■ **Instructions for the task**:
Write out the data below in full, unchanged, minus the images.
---- Data for this task
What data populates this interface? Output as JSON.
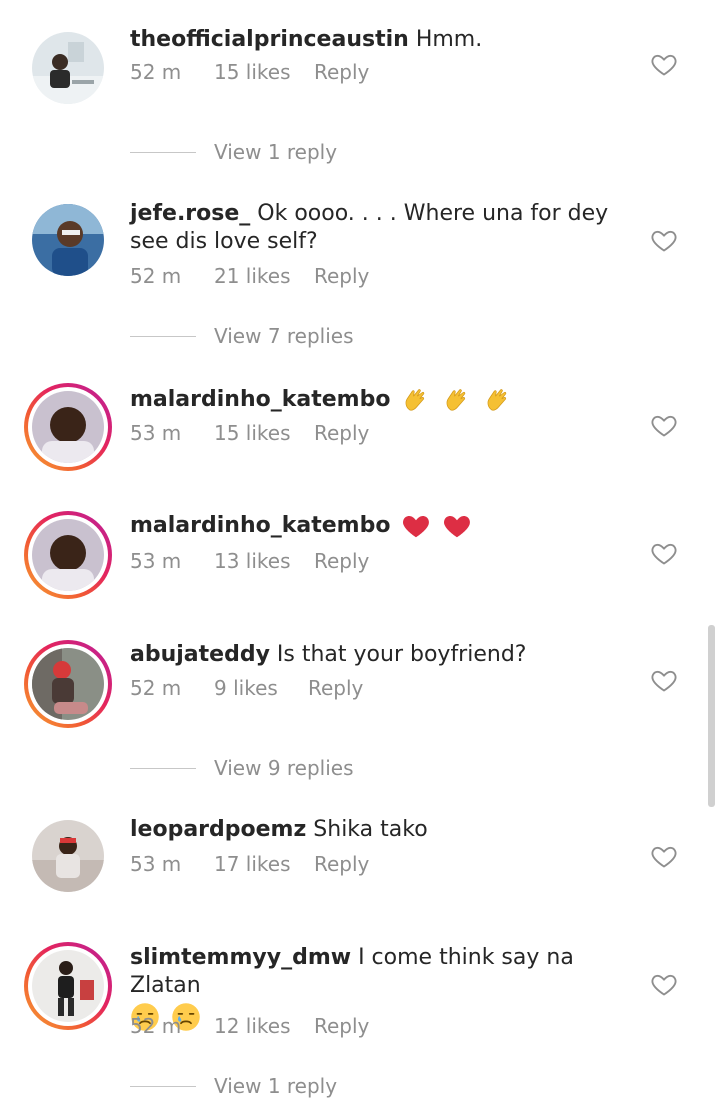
{
  "comments": [
    {
      "username": "theofficialprinceaustin",
      "text": "Hmm.",
      "time": "52 m",
      "likes": "15 likes",
      "reply": "Reply",
      "view_replies": "View 1 reply"
    },
    {
      "username": "jefe.rose_",
      "text": "Ok oooo. . . . Where una for dey see dis love self?",
      "time": "52 m",
      "likes": "21 likes",
      "reply": "Reply",
      "view_replies": "View 7 replies"
    },
    {
      "username": "malardinho_katembo",
      "text": "",
      "emoji": [
        "clapping-hands-emoji",
        "clapping-hands-emoji",
        "clapping-hands-emoji"
      ],
      "time": "53 m",
      "likes": "15 likes",
      "reply": "Reply"
    },
    {
      "username": "malardinho_katembo",
      "text": "",
      "emoji": [
        "red-heart-emoji",
        "red-heart-emoji"
      ],
      "time": "53 m",
      "likes": "13 likes",
      "reply": "Reply"
    },
    {
      "username": "abujateddy",
      "text": "Is that your boyfriend?",
      "time": "52 m",
      "likes": "9 likes",
      "reply": "Reply",
      "view_replies": "View 9 replies"
    },
    {
      "username": "leopardpoemz",
      "text": "Shika tako",
      "time": "53 m",
      "likes": "17 likes",
      "reply": "Reply"
    },
    {
      "username": "slimtemmyy_dmw",
      "text": "I come think say na Zlatan",
      "emoji": [
        "crying-face-emoji",
        "crying-face-emoji"
      ],
      "time": "52 m",
      "likes": "12 likes",
      "reply": "Reply",
      "view_replies": "View 1 reply"
    }
  ],
  "colors": {
    "text": "#262626",
    "meta": "#8e8e8e",
    "story_ring_start": "#f7a234",
    "story_ring_end": "#b8209e"
  },
  "icons": {
    "like": "heart-outline-icon"
  }
}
--------
■ **Answer to the exercise**:
What data populates this interface? Output as JSON.
{
  "comments": [
    {
      "username": "theofficialprinceaustin",
      "text": "Hmm.",
      "time": "52 m",
      "likes": "15 likes",
      "reply": "Reply",
      "view_replies": "View 1 reply"
    },
    {
      "username": "jefe.rose_",
      "text": "Ok oooo. . . . Where una for dey see dis love self?",
      "time": "52 m",
      "likes": "21 likes",
      "reply": "Reply",
      "view_replies": "View 7 replies"
    },
    {
      "username": "malardinho_katembo",
      "text": "",
      "emoji": [
        "clapping-hands-emoji",
        "clapping-hands-emoji",
        "clapping-hands-emoji"
      ],
      "time": "53 m",
      "likes": "15 likes",
      "reply": "Reply"
    },
    {
      "username": "malardinho_katembo",
      "text": "",
      "emoji": [
        "red-heart-emoji",
        "red-heart-emoji"
      ],
      "time": "53 m",
      "likes": "13 likes",
      "reply": "Reply"
    },
    {
      "username": "abujateddy",
      "text": "Is that your boyfriend?",
      "time": "52 m",
      "likes": "9 likes",
      "reply": "Reply",
      "view_replies": "View 9 replies"
    },
    {
      "username": "leopardpoemz",
      "text": "Shika tako",
      "time": "53 m",
      "likes": "17 likes",
      "reply": "Reply"
    },
    {
      "username": "slimtemmyy_dmw",
      "text": "I come think say na Zlatan",
      "emoji": [
        "crying-face-emoji",
        "crying-face-emoji"
      ],
      "time": "52 m",
      "likes": "12 likes",
      "reply": "Reply",
      "view_replies": "View 1 reply"
    }
  ],
  "colors": {
    "text": "#262626",
    "meta": "#8e8e8e",
    "story_ring_start": "#f7a234",
    "story_ring_end": "#b8209e"
  },
  "icons": {
    "like": "heart-outline-icon"
  }
}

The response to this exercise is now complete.